» Goal of the exercise: Which lines in the records contain the string "chart"? Copy out each one in full.

» Information shown:
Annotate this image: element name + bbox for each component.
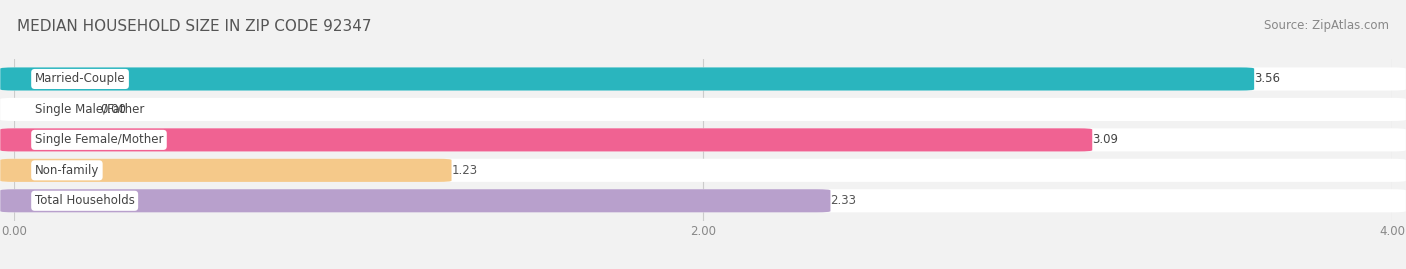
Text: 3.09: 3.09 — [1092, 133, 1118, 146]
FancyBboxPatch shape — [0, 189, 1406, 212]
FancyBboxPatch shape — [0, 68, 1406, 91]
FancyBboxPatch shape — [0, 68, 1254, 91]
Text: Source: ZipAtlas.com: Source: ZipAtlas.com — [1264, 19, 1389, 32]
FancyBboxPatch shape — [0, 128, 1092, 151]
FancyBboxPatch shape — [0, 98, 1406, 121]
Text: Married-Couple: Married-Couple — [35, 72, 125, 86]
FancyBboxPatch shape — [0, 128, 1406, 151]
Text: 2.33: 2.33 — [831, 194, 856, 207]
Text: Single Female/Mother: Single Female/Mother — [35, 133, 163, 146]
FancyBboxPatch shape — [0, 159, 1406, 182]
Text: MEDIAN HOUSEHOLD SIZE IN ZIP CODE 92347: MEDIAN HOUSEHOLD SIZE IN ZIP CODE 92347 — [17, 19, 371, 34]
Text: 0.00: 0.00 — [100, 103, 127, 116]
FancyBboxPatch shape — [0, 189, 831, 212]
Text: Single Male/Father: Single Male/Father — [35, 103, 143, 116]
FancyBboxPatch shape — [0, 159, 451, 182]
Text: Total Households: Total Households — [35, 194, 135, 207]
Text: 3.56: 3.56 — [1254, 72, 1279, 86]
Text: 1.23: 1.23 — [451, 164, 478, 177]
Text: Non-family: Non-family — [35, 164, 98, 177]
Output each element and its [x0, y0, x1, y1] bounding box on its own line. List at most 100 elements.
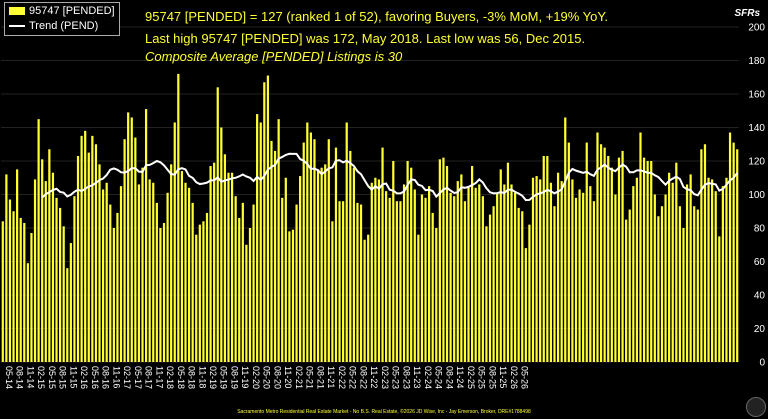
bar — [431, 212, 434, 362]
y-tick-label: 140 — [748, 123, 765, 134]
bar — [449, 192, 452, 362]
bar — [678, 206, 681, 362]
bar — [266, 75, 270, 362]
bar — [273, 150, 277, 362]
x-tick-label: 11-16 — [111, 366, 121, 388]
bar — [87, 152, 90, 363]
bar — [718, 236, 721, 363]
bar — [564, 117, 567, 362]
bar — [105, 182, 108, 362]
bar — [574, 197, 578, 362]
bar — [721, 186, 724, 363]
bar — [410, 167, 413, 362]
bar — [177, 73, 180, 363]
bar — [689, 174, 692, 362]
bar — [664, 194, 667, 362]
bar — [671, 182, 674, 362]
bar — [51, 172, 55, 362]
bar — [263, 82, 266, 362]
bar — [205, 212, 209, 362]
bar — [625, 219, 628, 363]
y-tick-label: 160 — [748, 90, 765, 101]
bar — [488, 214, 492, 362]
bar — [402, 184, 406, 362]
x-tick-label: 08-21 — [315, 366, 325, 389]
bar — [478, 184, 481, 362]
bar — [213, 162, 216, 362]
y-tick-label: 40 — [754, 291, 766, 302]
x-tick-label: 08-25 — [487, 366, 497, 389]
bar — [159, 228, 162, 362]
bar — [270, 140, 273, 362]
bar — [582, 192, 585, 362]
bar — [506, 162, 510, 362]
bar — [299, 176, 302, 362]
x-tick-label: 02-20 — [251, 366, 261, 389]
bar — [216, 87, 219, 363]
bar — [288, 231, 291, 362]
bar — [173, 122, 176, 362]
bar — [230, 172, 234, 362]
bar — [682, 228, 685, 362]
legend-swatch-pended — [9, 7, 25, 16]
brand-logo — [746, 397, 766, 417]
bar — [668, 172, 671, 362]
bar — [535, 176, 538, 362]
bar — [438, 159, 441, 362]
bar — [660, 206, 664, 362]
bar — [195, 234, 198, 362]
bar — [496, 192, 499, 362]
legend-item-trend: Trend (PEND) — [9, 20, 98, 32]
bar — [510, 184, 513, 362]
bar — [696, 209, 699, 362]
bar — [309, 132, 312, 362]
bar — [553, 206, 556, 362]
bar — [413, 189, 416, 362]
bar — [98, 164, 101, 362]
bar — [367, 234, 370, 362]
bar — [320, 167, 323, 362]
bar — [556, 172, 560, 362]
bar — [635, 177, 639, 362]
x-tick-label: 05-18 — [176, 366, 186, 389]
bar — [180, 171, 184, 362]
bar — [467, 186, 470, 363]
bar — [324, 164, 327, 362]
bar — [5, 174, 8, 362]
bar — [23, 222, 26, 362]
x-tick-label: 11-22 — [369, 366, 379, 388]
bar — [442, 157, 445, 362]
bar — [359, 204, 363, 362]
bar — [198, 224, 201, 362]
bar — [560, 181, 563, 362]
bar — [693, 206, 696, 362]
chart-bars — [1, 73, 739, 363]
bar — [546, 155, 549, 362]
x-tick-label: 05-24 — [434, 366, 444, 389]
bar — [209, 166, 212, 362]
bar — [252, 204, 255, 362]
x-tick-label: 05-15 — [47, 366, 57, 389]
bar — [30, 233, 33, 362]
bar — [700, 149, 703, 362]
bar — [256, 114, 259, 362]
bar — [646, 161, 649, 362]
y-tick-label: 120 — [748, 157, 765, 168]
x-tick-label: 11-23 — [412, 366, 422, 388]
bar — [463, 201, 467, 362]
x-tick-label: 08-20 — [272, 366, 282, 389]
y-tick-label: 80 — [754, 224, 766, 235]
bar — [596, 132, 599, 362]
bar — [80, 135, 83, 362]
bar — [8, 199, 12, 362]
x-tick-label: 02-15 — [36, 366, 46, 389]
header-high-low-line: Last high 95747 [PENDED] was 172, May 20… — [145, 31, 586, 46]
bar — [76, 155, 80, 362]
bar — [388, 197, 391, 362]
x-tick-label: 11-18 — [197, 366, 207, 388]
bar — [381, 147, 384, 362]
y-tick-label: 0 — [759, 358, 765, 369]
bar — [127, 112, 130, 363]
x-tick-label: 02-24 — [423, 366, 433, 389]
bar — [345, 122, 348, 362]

...

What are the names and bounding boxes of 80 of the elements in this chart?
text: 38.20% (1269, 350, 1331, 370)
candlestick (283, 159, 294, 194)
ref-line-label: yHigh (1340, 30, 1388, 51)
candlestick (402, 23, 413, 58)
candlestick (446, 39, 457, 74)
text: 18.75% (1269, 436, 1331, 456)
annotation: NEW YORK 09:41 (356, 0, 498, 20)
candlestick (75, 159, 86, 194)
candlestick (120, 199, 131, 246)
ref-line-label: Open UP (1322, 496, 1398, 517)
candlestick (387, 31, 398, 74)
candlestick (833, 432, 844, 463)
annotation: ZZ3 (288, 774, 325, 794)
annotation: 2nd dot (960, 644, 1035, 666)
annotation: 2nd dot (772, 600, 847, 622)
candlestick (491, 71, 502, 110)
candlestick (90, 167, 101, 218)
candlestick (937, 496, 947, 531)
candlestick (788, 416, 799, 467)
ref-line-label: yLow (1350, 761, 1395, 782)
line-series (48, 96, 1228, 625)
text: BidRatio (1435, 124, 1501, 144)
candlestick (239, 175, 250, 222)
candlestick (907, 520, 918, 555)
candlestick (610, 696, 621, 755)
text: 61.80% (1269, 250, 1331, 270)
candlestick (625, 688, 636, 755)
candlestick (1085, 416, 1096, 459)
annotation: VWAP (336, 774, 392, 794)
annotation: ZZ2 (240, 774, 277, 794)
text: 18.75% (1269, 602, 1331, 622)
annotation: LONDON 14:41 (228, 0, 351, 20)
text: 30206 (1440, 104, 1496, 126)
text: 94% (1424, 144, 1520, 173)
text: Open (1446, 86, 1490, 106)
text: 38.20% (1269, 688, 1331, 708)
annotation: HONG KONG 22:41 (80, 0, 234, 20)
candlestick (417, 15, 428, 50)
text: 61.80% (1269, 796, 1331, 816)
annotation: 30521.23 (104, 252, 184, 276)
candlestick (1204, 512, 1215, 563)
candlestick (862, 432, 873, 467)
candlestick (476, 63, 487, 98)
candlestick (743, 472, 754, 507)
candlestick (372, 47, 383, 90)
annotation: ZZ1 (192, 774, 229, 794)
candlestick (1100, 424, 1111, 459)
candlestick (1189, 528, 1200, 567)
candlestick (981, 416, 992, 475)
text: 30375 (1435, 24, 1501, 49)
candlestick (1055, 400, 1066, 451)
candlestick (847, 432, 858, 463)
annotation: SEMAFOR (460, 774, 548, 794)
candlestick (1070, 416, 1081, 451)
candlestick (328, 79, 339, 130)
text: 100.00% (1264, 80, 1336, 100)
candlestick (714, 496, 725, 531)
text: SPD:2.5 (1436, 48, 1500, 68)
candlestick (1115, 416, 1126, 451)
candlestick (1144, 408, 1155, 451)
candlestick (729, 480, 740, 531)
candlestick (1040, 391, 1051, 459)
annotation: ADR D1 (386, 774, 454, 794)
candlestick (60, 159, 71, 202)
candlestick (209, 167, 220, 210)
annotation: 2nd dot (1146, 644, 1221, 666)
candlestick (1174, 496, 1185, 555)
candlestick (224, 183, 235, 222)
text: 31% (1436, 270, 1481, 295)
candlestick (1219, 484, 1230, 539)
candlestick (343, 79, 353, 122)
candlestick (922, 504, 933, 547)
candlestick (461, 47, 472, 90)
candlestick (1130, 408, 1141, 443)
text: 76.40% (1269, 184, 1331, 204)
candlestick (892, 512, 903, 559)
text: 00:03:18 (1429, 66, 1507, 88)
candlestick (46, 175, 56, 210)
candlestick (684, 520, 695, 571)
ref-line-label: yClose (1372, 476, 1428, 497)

» Exercise answer:
chart-bars — [1, 73, 739, 363]
What are the names and bounding boxes of 80 of the elements in this chart?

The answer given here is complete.